→ STATED GOAL: Rewrite the records, replacing "venue-block" with "location-block" at every occurrence and leaving all other text unchanged.
- - - - -
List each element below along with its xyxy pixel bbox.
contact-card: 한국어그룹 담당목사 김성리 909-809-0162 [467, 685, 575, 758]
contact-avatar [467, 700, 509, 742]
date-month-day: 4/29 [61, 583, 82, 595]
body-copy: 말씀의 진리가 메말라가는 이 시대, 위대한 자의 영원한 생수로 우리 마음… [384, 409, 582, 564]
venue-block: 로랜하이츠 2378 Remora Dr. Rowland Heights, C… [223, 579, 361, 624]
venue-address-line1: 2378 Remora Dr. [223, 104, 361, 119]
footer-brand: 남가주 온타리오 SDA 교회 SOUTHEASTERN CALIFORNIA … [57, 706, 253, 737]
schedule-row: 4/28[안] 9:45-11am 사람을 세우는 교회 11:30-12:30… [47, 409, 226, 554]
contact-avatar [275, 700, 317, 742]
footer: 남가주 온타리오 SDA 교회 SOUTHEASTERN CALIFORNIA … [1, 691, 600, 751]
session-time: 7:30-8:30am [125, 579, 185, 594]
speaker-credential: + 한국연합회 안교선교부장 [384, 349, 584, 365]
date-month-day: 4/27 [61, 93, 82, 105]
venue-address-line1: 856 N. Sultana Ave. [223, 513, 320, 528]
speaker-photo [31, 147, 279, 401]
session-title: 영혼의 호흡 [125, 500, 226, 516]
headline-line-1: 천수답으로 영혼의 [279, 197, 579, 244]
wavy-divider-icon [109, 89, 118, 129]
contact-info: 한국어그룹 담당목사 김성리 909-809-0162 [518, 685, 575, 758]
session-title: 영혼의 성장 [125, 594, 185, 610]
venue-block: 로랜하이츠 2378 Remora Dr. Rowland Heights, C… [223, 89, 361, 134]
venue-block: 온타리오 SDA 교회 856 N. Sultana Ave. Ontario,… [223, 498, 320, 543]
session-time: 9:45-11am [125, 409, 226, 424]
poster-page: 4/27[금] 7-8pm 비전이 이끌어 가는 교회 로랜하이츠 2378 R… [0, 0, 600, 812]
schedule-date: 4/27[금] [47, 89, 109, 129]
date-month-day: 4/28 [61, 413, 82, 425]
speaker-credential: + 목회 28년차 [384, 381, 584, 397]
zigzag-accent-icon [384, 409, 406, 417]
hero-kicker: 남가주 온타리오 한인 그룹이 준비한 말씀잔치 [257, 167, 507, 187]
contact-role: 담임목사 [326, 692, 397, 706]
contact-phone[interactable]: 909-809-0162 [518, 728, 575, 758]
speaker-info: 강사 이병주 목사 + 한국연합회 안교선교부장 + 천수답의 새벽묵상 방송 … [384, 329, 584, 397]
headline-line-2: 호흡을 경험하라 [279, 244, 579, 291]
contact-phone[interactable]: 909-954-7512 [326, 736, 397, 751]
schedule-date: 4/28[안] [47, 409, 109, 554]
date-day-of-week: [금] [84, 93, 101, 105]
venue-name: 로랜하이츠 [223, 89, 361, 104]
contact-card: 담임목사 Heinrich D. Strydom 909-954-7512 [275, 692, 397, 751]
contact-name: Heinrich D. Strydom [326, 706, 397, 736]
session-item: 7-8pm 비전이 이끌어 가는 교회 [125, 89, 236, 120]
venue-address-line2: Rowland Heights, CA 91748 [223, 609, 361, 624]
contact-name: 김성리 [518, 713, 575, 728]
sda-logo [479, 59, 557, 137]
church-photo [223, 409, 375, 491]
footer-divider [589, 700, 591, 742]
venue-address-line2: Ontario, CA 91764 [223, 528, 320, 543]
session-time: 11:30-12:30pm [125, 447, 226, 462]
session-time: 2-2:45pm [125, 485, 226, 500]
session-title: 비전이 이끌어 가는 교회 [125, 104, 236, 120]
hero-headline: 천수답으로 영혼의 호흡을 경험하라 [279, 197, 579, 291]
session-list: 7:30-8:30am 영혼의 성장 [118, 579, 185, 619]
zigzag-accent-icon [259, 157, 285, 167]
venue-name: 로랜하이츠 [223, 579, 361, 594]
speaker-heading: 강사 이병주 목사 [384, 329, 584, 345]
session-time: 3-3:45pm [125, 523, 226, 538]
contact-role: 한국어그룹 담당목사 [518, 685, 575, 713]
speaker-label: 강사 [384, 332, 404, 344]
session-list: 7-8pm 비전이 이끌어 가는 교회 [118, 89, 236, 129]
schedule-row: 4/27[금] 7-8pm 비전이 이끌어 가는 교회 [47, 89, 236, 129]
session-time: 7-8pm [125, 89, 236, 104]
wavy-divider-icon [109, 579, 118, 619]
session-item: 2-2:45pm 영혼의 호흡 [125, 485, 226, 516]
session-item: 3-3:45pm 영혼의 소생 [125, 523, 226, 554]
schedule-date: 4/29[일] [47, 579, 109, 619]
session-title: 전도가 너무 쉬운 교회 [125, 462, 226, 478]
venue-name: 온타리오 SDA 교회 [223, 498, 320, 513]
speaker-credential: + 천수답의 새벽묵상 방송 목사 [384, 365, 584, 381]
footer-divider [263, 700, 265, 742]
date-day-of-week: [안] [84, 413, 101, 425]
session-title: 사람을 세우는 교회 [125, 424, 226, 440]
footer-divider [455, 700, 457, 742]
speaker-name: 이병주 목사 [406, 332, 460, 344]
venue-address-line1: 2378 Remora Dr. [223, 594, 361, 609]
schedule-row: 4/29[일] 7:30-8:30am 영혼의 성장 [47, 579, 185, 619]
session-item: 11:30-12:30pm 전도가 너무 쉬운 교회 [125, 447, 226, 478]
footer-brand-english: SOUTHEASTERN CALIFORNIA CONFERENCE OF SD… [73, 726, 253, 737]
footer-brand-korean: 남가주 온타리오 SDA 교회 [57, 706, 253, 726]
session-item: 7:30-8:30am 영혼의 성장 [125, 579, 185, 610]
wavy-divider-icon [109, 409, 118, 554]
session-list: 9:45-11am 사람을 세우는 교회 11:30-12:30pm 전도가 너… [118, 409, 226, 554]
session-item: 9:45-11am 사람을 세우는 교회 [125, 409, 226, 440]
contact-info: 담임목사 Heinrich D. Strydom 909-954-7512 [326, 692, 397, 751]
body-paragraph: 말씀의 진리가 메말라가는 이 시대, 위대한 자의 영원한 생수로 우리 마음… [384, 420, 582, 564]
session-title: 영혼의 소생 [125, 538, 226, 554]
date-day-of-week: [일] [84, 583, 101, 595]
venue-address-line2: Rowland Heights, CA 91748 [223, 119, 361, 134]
- - - - -
→ FINISHED TASK:
List each element below along with its xyxy pixel bbox.
contact-card: 한국어그룹 담당목사 김성리 909-809-0162 [467, 685, 575, 758]
contact-avatar [467, 700, 509, 742]
date-month-day: 4/29 [61, 583, 82, 595]
body-copy: 말씀의 진리가 메말라가는 이 시대, 위대한 자의 영원한 생수로 우리 마음… [384, 409, 582, 564]
location-block: 로랜하이츠 2378 Remora Dr. Rowland Heights, C… [223, 579, 361, 624]
venue-address-line1: 2378 Remora Dr. [223, 104, 361, 119]
footer-brand: 남가주 온타리오 SDA 교회 SOUTHEASTERN CALIFORNIA … [57, 706, 253, 737]
schedule-row: 4/28[안] 9:45-11am 사람을 세우는 교회 11:30-12:30… [47, 409, 226, 554]
contact-avatar [275, 700, 317, 742]
footer: 남가주 온타리오 SDA 교회 SOUTHEASTERN CALIFORNIA … [1, 691, 600, 751]
session-time: 7:30-8:30am [125, 579, 185, 594]
speaker-credential: + 한국연합회 안교선교부장 [384, 349, 584, 365]
date-month-day: 4/27 [61, 93, 82, 105]
venue-address-line1: 856 N. Sultana Ave. [223, 513, 320, 528]
speaker-photo [31, 147, 279, 401]
session-title: 영혼의 호흡 [125, 500, 226, 516]
headline-line-1: 천수답으로 영혼의 [279, 197, 579, 244]
wavy-divider-icon [109, 89, 118, 129]
contact-info: 한국어그룹 담당목사 김성리 909-809-0162 [518, 685, 575, 758]
session-title: 영혼의 성장 [125, 594, 185, 610]
location-block: 로랜하이츠 2378 Remora Dr. Rowland Heights, C… [223, 89, 361, 134]
location-block: 온타리오 SDA 교회 856 N. Sultana Ave. Ontario,… [223, 498, 320, 543]
session-time: 9:45-11am [125, 409, 226, 424]
poster-page: 4/27[금] 7-8pm 비전이 이끌어 가는 교회 로랜하이츠 2378 R… [0, 0, 600, 812]
schedule-date: 4/27[금] [47, 89, 109, 129]
date-month-day: 4/28 [61, 413, 82, 425]
speaker-credential: + 목회 28년차 [384, 381, 584, 397]
zigzag-accent-icon [384, 409, 406, 417]
hero-kicker: 남가주 온타리오 한인 그룹이 준비한 말씀잔치 [257, 167, 507, 187]
contact-role: 담임목사 [326, 692, 397, 706]
contact-phone[interactable]: 909-809-0162 [518, 728, 575, 758]
speaker-info: 강사 이병주 목사 + 한국연합회 안교선교부장 + 천수답의 새벽묵상 방송 … [384, 329, 584, 397]
headline-line-2: 호흡을 경험하라 [279, 244, 579, 291]
contact-phone[interactable]: 909-954-7512 [326, 736, 397, 751]
schedule-date: 4/28[안] [47, 409, 109, 554]
date-day-of-week: [금] [84, 93, 101, 105]
venue-name: 로랜하이츠 [223, 89, 361, 104]
contact-card: 담임목사 Heinrich D. Strydom 909-954-7512 [275, 692, 397, 751]
contact-name: Heinrich D. Strydom [326, 706, 397, 736]
session-item: 7-8pm 비전이 이끌어 가는 교회 [125, 89, 236, 120]
venue-address-line2: Rowland Heights, CA 91748 [223, 609, 361, 624]
contact-name: 김성리 [518, 713, 575, 728]
sda-logo [479, 59, 557, 137]
church-photo [223, 409, 375, 491]
footer-divider [589, 700, 591, 742]
venue-address-line2: Ontario, CA 91764 [223, 528, 320, 543]
session-time: 11:30-12:30pm [125, 447, 226, 462]
session-time: 2-2:45pm [125, 485, 226, 500]
session-title: 비전이 이끌어 가는 교회 [125, 104, 236, 120]
hero-headline: 천수답으로 영혼의 호흡을 경험하라 [279, 197, 579, 291]
session-list: 7:30-8:30am 영혼의 성장 [118, 579, 185, 619]
zigzag-accent-icon [259, 157, 285, 167]
venue-name: 로랜하이츠 [223, 579, 361, 594]
speaker-heading: 강사 이병주 목사 [384, 329, 584, 345]
session-time: 3-3:45pm [125, 523, 226, 538]
contact-role: 한국어그룹 담당목사 [518, 685, 575, 713]
speaker-label: 강사 [384, 332, 404, 344]
session-list: 7-8pm 비전이 이끌어 가는 교회 [118, 89, 236, 129]
schedule-row: 4/27[금] 7-8pm 비전이 이끌어 가는 교회 [47, 89, 236, 129]
session-time: 7-8pm [125, 89, 236, 104]
wavy-divider-icon [109, 579, 118, 619]
session-item: 2-2:45pm 영혼의 호흡 [125, 485, 226, 516]
session-item: 3-3:45pm 영혼의 소생 [125, 523, 226, 554]
schedule-date: 4/29[일] [47, 579, 109, 619]
session-title: 전도가 너무 쉬운 교회 [125, 462, 226, 478]
venue-name: 온타리오 SDA 교회 [223, 498, 320, 513]
speaker-credential: + 천수답의 새벽묵상 방송 목사 [384, 365, 584, 381]
footer-divider [263, 700, 265, 742]
date-day-of-week: [안] [84, 413, 101, 425]
session-title: 사람을 세우는 교회 [125, 424, 226, 440]
footer-divider [455, 700, 457, 742]
speaker-name: 이병주 목사 [406, 332, 460, 344]
venue-address-line1: 2378 Remora Dr. [223, 594, 361, 609]
schedule-row: 4/29[일] 7:30-8:30am 영혼의 성장 [47, 579, 185, 619]
session-item: 11:30-12:30pm 전도가 너무 쉬운 교회 [125, 447, 226, 478]
footer-brand-english: SOUTHEASTERN CALIFORNIA CONFERENCE OF SD… [73, 726, 253, 737]
footer-brand-korean: 남가주 온타리오 SDA 교회 [57, 706, 253, 726]
session-item: 7:30-8:30am 영혼의 성장 [125, 579, 185, 610]
wavy-divider-icon [109, 409, 118, 554]
session-list: 9:45-11am 사람을 세우는 교회 11:30-12:30pm 전도가 너… [118, 409, 226, 554]
session-item: 9:45-11am 사람을 세우는 교회 [125, 409, 226, 440]
contact-info: 담임목사 Heinrich D. Strydom 909-954-7512 [326, 692, 397, 751]
body-paragraph: 말씀의 진리가 메말라가는 이 시대, 위대한 자의 영원한 생수로 우리 마음… [384, 420, 582, 564]
session-title: 영혼의 소생 [125, 538, 226, 554]
date-day-of-week: [일] [84, 583, 101, 595]
venue-address-line2: Rowland Heights, CA 91748 [223, 119, 361, 134]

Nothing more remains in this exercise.